**Directions**: Find each line with the word "populates" and copy it.
=== Entries provided ===
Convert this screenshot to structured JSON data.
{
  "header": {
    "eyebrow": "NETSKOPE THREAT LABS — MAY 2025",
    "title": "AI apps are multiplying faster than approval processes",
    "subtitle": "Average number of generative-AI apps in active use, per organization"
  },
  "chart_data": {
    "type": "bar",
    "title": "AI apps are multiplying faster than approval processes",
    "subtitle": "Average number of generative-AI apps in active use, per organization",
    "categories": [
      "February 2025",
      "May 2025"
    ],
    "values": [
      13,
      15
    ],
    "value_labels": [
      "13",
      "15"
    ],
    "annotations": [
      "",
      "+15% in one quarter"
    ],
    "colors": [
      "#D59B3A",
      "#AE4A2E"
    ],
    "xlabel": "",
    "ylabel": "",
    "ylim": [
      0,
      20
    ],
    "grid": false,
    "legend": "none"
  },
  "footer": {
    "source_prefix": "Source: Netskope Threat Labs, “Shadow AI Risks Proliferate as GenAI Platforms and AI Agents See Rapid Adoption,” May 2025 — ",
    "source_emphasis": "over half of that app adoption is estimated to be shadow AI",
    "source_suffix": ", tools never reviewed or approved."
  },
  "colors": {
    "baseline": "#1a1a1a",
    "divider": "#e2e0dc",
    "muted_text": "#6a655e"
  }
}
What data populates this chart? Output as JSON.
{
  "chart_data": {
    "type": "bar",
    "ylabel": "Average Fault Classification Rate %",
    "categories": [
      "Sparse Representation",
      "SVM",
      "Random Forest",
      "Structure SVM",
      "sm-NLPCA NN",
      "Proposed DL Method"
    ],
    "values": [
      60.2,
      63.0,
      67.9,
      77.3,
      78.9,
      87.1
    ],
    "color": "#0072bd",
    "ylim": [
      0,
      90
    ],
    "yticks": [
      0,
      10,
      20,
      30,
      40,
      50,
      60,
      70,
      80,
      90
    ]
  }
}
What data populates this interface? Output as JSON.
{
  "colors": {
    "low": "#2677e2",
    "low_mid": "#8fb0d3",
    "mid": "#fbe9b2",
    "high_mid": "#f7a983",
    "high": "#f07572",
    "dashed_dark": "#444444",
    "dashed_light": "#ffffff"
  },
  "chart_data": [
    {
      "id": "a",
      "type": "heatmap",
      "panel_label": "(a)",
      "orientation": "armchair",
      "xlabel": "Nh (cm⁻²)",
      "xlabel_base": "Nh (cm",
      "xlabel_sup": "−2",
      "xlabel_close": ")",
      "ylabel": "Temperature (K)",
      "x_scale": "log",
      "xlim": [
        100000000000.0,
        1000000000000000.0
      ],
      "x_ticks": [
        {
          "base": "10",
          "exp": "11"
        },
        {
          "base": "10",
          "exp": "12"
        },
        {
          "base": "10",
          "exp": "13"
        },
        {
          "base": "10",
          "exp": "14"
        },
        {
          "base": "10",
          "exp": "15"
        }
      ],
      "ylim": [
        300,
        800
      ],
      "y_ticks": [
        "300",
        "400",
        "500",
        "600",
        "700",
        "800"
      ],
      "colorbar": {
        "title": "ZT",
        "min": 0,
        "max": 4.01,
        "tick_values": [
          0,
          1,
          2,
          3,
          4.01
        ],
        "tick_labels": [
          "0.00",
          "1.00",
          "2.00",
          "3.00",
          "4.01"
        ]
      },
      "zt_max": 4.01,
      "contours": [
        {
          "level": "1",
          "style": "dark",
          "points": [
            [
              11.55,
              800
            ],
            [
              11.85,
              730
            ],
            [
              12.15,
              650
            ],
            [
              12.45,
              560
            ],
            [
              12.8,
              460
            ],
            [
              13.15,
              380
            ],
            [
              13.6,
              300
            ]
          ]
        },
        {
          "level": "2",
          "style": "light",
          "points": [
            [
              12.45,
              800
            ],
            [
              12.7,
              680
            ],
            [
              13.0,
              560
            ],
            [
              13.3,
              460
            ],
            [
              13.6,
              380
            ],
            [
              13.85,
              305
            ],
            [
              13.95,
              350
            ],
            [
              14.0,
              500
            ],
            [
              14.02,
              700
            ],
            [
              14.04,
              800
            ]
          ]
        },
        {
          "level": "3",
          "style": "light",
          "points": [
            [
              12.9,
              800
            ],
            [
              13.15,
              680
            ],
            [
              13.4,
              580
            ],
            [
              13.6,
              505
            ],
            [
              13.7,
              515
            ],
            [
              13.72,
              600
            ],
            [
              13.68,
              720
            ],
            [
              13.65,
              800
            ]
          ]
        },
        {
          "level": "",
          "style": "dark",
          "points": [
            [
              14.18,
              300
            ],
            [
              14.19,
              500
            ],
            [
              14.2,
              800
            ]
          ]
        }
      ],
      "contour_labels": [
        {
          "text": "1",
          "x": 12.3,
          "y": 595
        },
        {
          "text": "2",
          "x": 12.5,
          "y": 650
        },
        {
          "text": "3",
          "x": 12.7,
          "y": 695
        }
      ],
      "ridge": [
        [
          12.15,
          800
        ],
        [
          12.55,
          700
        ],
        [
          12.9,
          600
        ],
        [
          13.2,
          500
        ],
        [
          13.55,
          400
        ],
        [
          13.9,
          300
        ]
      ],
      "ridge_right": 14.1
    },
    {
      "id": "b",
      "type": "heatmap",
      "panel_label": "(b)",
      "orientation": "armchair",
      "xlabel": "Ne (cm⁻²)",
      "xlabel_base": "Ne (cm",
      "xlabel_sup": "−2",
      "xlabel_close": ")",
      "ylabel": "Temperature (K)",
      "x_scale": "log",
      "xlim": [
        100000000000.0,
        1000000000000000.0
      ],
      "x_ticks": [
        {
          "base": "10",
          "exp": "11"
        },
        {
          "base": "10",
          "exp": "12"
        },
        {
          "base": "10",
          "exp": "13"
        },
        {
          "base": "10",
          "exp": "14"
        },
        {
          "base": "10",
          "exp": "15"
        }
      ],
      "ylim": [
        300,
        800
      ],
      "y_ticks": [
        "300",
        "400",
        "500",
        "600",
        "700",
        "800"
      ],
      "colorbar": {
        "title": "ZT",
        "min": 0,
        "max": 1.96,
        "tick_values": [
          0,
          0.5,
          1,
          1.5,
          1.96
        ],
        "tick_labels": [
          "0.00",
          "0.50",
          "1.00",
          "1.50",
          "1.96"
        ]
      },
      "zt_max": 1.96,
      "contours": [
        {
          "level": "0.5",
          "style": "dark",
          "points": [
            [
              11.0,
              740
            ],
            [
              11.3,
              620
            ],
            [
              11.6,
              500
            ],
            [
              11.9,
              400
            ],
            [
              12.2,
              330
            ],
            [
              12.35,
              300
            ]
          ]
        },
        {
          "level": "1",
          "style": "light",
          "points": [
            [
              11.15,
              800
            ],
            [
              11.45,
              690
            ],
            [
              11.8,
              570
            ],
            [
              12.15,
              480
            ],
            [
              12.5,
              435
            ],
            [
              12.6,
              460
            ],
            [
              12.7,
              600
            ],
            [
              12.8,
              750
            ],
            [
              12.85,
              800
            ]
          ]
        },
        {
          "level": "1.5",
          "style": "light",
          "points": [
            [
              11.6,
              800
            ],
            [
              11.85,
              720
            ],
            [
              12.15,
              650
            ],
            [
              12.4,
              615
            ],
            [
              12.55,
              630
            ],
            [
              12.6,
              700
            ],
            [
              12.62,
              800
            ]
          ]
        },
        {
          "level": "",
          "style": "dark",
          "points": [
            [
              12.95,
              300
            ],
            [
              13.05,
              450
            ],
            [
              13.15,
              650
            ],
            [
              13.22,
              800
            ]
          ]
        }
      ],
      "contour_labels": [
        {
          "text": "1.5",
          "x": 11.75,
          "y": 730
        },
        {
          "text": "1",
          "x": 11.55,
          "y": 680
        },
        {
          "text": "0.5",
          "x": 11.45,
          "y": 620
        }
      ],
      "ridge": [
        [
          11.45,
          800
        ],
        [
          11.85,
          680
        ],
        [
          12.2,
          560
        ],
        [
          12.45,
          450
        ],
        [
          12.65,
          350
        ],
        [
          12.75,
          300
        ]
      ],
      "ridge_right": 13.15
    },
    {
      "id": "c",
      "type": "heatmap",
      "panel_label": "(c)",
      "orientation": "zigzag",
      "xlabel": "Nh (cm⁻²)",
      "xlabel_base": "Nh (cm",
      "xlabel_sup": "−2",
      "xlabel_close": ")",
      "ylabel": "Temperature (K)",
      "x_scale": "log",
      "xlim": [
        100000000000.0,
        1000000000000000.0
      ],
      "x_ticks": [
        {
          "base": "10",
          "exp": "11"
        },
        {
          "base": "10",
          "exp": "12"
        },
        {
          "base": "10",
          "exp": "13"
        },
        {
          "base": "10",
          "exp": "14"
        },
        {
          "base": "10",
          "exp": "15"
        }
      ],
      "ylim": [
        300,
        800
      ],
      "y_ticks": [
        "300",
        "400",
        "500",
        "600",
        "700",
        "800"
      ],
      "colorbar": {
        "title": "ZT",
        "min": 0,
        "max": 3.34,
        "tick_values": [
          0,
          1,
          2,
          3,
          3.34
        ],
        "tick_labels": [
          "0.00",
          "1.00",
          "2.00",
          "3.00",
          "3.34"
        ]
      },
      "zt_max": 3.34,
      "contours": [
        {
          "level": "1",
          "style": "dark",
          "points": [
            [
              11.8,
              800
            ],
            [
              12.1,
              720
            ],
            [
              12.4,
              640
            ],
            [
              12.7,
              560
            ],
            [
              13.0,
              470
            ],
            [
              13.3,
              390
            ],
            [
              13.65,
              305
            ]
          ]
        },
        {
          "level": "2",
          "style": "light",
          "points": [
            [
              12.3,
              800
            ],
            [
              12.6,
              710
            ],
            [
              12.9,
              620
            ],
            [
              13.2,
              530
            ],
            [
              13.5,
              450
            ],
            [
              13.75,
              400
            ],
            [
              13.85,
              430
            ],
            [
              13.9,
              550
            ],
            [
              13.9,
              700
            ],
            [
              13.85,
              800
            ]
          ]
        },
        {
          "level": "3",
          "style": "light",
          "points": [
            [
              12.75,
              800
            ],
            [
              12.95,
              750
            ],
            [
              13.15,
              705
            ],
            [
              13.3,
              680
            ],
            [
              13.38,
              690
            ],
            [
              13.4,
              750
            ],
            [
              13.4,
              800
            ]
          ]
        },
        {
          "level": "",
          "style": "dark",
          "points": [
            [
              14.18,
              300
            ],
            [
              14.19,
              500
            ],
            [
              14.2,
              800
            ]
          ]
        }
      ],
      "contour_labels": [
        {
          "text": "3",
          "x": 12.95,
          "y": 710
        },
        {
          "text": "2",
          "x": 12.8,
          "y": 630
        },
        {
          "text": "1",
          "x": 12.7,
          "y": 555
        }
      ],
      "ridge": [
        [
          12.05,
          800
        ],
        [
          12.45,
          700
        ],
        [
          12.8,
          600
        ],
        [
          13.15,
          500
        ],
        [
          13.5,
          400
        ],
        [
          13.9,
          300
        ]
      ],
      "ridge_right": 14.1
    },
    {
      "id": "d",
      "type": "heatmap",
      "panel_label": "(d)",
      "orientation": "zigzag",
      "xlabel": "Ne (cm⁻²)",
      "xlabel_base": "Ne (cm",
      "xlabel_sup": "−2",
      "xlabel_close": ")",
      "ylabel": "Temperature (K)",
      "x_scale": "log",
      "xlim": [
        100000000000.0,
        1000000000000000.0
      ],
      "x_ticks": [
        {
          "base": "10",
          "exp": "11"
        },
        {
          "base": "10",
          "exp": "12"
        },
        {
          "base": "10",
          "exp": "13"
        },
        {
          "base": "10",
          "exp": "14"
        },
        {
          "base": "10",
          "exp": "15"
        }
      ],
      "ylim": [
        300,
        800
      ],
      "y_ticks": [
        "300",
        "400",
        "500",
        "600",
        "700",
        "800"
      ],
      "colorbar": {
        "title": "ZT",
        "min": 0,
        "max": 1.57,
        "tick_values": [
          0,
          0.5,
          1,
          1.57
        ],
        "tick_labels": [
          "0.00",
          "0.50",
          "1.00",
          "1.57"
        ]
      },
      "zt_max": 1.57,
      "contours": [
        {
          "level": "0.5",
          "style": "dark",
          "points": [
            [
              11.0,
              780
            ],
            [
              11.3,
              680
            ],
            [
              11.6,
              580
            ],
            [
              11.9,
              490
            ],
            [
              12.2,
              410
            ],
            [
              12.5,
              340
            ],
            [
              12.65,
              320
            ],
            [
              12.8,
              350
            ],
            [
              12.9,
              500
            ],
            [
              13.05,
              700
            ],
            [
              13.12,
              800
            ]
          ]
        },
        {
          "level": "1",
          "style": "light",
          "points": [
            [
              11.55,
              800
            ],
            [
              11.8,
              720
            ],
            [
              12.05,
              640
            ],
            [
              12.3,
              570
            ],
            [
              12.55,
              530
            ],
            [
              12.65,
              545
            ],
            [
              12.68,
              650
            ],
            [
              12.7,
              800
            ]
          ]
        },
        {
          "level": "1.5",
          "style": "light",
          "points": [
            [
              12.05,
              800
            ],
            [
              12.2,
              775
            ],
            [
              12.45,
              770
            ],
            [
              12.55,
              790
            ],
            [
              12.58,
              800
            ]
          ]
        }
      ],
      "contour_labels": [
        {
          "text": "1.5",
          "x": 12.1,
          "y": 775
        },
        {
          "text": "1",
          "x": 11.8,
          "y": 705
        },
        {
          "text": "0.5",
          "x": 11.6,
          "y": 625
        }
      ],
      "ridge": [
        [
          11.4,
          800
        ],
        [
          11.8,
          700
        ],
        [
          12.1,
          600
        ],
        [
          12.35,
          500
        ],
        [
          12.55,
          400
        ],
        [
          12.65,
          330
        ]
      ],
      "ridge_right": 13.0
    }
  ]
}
===
**Result of the exercise**:
What data populates this chart? Output as JSON.
What data populates this interface? Output as JSON.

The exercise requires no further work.